→ Exercise objective
Find and copy every line in the records that includes the string "clients".

→ Provided material
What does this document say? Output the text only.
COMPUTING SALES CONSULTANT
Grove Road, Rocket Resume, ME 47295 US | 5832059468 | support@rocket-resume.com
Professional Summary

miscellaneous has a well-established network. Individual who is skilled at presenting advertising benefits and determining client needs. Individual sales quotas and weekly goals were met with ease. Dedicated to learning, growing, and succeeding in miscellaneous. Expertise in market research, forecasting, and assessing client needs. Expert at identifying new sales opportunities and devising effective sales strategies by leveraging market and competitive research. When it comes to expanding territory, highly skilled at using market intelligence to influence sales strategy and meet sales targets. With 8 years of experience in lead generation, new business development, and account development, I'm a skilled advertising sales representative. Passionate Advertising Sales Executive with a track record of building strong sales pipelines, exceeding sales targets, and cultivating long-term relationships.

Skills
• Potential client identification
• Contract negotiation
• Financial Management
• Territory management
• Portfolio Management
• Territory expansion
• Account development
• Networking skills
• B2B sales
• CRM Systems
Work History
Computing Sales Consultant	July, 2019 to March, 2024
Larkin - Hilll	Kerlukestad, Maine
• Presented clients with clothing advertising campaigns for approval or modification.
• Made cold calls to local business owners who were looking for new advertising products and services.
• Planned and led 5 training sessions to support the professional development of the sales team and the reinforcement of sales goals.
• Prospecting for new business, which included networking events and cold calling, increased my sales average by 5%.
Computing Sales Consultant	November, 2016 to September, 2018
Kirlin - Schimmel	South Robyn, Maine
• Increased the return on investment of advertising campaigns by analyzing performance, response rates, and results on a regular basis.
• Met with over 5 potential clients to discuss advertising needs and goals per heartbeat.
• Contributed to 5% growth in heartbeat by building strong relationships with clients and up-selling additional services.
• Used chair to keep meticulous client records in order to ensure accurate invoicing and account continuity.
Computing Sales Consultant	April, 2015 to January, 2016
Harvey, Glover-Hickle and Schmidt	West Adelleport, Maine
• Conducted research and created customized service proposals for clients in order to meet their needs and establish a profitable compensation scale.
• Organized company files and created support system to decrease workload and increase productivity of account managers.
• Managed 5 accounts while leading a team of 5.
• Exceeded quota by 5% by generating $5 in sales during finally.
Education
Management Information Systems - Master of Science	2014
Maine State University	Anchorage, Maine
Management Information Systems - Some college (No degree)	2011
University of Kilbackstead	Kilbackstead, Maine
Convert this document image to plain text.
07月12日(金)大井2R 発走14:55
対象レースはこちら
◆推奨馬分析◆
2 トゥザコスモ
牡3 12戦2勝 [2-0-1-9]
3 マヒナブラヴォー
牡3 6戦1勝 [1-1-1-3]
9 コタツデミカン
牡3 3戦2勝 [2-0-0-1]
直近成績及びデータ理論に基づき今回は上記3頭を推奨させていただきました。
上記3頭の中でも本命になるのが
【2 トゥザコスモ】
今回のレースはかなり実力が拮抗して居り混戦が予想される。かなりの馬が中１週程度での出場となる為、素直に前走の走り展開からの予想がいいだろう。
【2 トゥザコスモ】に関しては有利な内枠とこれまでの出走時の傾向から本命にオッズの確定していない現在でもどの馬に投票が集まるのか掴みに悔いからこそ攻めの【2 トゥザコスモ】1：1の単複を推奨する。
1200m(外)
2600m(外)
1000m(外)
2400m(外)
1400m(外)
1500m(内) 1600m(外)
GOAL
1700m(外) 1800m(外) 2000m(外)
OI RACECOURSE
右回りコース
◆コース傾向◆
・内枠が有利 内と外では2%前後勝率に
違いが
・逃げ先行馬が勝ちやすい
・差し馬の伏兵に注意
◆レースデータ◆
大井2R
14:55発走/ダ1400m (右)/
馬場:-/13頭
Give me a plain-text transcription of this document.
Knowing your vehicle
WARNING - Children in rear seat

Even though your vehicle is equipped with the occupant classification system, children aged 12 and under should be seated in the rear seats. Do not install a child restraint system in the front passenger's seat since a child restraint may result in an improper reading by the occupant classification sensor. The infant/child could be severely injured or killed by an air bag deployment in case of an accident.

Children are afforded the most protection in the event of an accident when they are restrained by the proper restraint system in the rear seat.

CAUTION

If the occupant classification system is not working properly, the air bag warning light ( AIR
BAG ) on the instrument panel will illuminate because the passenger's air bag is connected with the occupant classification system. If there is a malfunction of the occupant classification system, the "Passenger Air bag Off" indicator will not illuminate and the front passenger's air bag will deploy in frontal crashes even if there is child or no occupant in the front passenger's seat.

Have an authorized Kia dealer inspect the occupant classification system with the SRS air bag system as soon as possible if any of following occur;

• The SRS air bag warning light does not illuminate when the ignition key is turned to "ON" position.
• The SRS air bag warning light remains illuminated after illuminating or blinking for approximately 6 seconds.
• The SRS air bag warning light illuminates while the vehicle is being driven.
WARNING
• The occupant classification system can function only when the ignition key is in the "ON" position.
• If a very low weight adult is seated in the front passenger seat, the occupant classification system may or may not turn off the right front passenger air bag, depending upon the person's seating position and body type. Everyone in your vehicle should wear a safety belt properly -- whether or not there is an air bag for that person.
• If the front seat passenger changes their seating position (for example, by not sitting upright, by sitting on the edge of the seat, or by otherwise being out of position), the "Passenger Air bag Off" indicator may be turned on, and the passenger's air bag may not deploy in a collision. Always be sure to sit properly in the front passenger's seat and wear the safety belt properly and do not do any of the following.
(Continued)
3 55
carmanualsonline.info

→ The reply
• Presented clients with clothing advertising campaigns for approval or modification.
• Met with over 5 potential clients to discuss advertising needs and goals per heartbeat.
• Contributed to 5% growth in heartbeat by building strong relationships with clients and up-selling additional services.
• Conducted research and created customized service proposals for clients in order to meet their needs and establish a profitable compensation scale.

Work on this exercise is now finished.